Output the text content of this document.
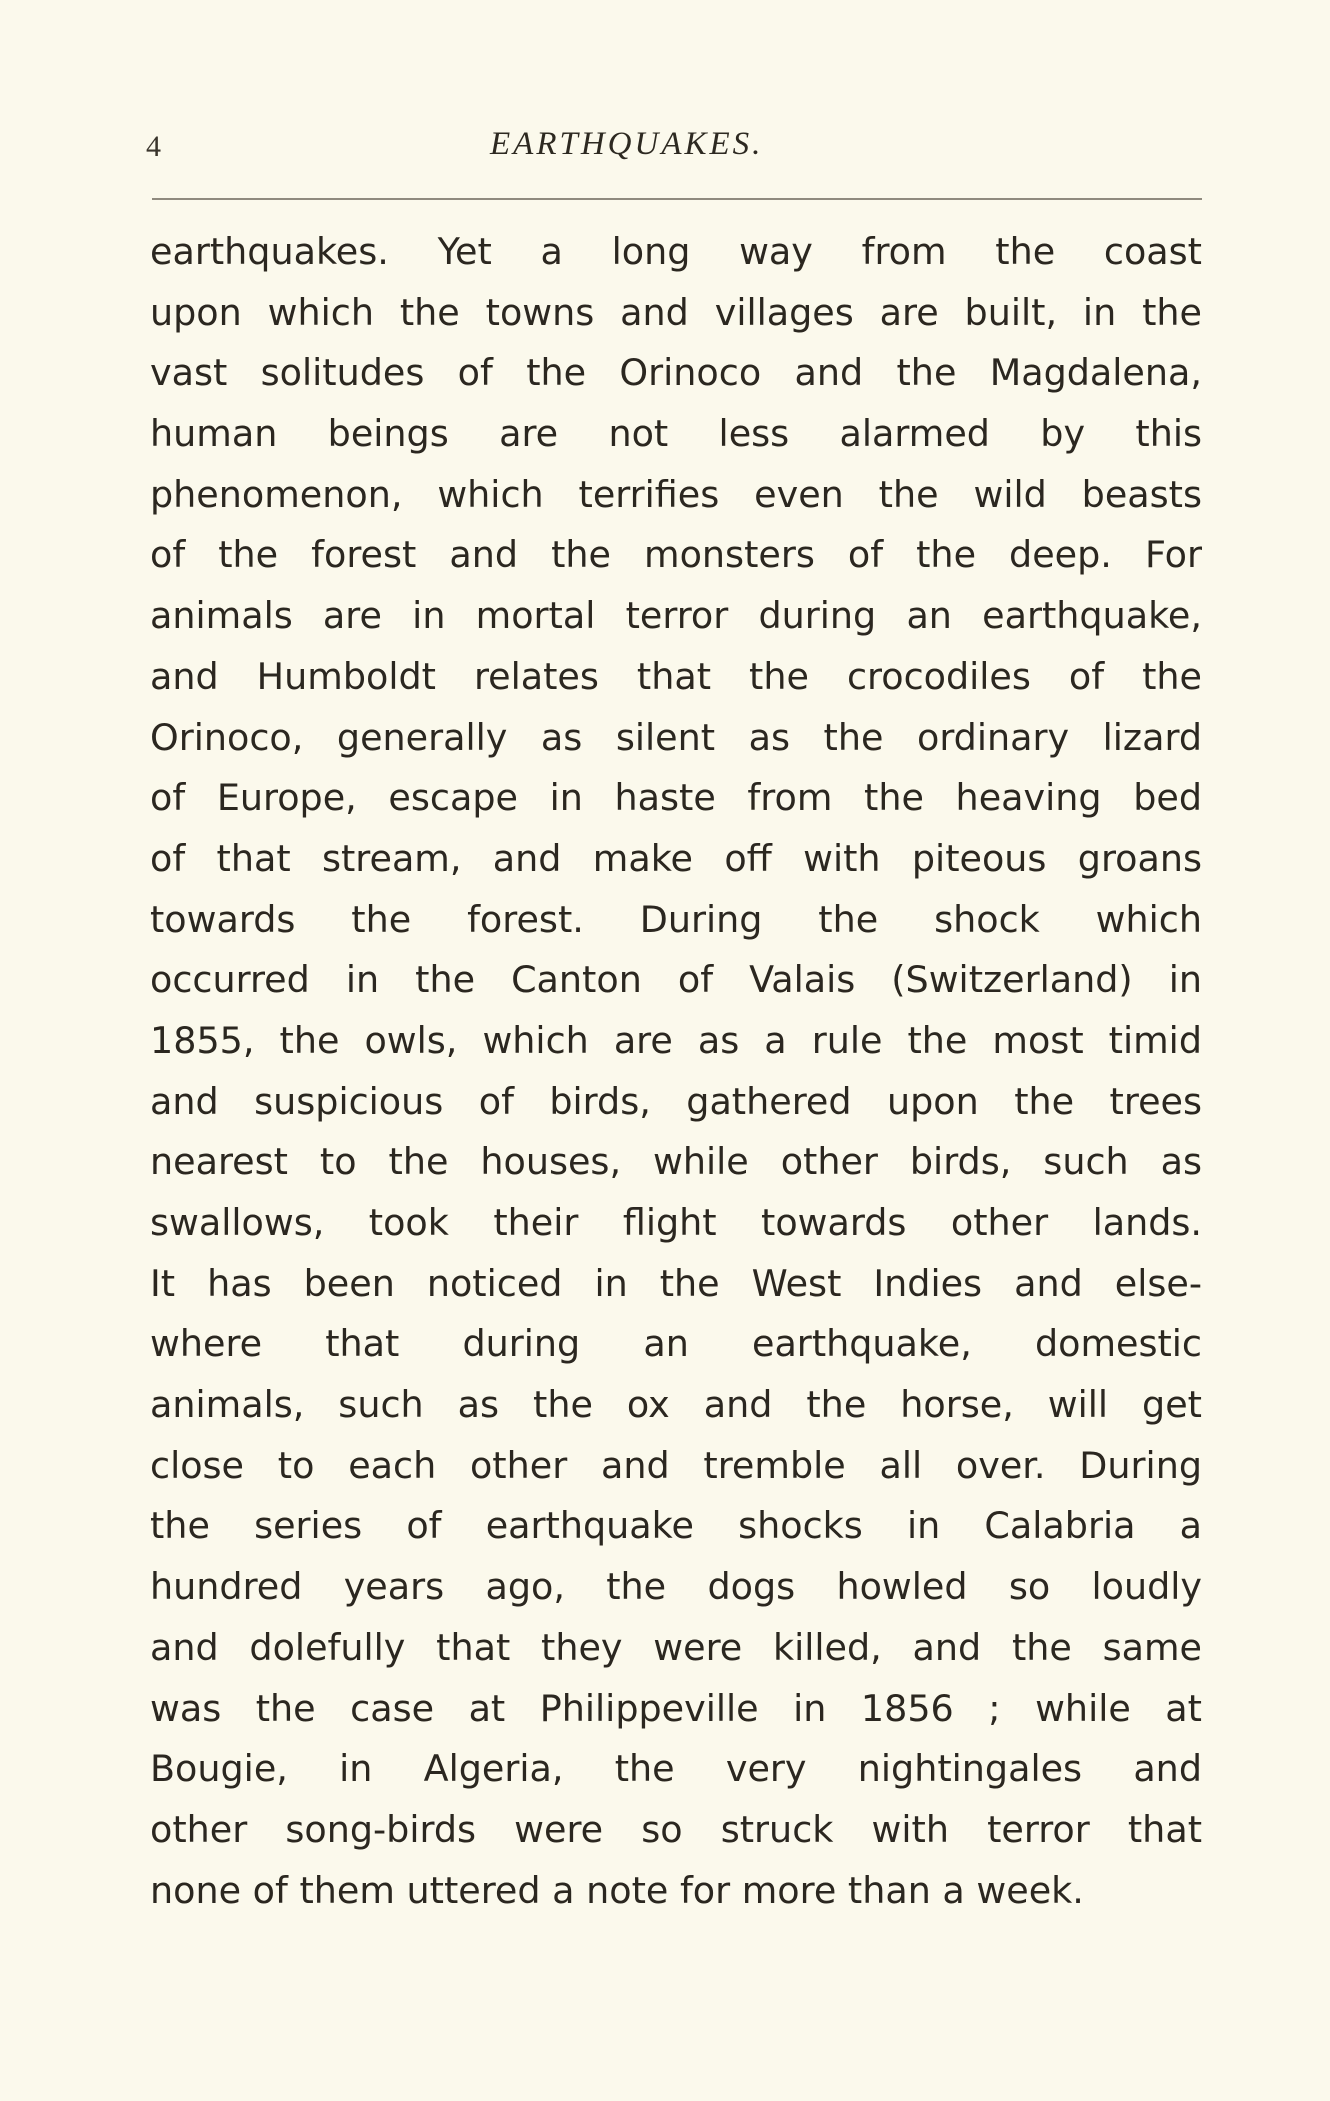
4	EARTHQUAKES.
earthquakes. Yet a long way from the coast
upon which the towns and villages are built, in the
vast solitudes of the Orinoco and the Magdalena,
human beings are not less alarmed by this
phenomenon, which terrifies even the wild beasts
of the forest and the monsters of the deep. For
animals are in mortal terror during an earthquake,
and Humboldt relates that the crocodiles of the
Orinoco, generally as silent as the ordinary lizard
of Europe, escape in haste from the heaving bed
of that stream, and make off with piteous groans
towards the forest. During the shock which
occurred in the Canton of Valais (Switzerland) in
1855, the owls, which are as a rule the most timid
and suspicious of birds, gathered upon the trees
nearest to the houses, while other birds, such as
swallows, took their flight towards other lands.
It has been noticed in the West Indies and else-
where that during an earthquake, domestic
animals, such as the ox and the horse, will get
close to each other and tremble all over. During
the series of earthquake shocks in Calabria a
hundred years ago, the dogs howled so loudly
and dolefully that they were killed, and the same
was the case at Philippeville in 1856 ; while at
Bougie, in Algeria, the very nightingales and
other song-birds were so struck with terror that
none of them uttered a note for more than a week.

***

Say how many lines above contain the string "from". Answer with the number only.

▶ _Result of this task_: 2